New Glarus brewed their Berliner Weisse for the second time this year and so Hinterland is only the second Wisconsin brewery I know of to brew this style and bottle it. I wouldn't doubt that various brewpubs around the state have made it and Lakefront teamed with Leinenkugel earlier this year for a batch served at the Wisconsin Restaurant Expo as well as at various bars during Milwaukee's Craft Beer Week, but as far as stuff you could grab at the store, pickings are slim.
As one would expect, Hinterland's Berliner Weisse
poured a brilliant straw color with a lovely frothy head that went away all too soon. It was also pretty clear whereas the style is generally cloudy. All of those big champagne-like bubbles were highly visible. It smelled really nice with the sourness being rather mild here alongside a sweetness that reminded me of apricot.
Things were going well until I actually tasted it. The beer had the requisite lemony tartness to it and it came in a good quantity too. It was there and flavorful but not going to give you the Homer Simpson Super Sour Ball face. Beyond this, the beer had a lot of off flavors. Underneath the sour was creamed corn, for starters. And before the finish I tasted a soapy flavor. There was also a rather harsh, almost astringent, taste present as well. I wonder if there was a hopping accident. Mouthfeel was thin even for this style, in my opinion, and you could also taste those bubbles.
It finished with a not-unpleasant tartness that lingered.
┄┄┄┄┄┄┄┄┄┄
_INSTRUCTION 1_
Using the Berliner Weisse review, decide whether each statement agrees with it: (a) the beer poured cloudy, as the style usually does; (b) its aroma carried a sweetness reminiscent of apricot; (c) its tartness lingered after the finish. Answer yes or no for each, and quote the words of the review that settle it.
_INSTRUCTION 2_
Retype the part of the Berliner Weisse review between "New Glarus brewed" and "me of apricot.", inclusive.

_DATA EXTRACT_
┄┄┄┄┄┄┄┄┄┄
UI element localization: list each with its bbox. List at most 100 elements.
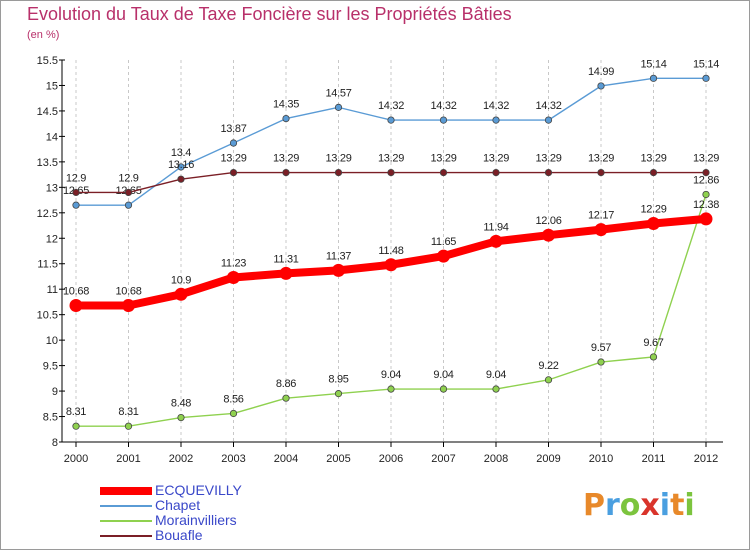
┄┄┄┄┄┄┄┄┄┄
_EXERCISE ANSWER 1_
(a) No: "It was also pretty clear whereas the style is generally cloudy."
(b) Yes: "a sweetness that reminded me of apricot"
(c) Yes: "It finished with a not-unpleasant tartness that lingered."

_EXERCISE ANSWER 2_
New Glarus brewed their Berliner Weisse for the second time this year and so Hinterland is only the second Wisconsin brewery I know of to brew this style and bottle it. I wouldn't doubt that various brewpubs around the state have made it and Lakefront teamed with Leinenkugel earlier this year for a batch served at the Wisconsin Restaurant Expo as well as at various bars during Milwaukee's Craft Beer Week, but as far as stuff you could grab at the store, pickings are slim.
As one would expect, Hinterland's Berliner Weisse
poured a brilliant straw color with a lovely frothy head that went away all too soon. It was also pretty clear whereas the style is generally cloudy. All of those big champagne-like bubbles were highly visible. It smelled really nice with the sourness being rather mild here alongside a sweetness that reminded me of apricot.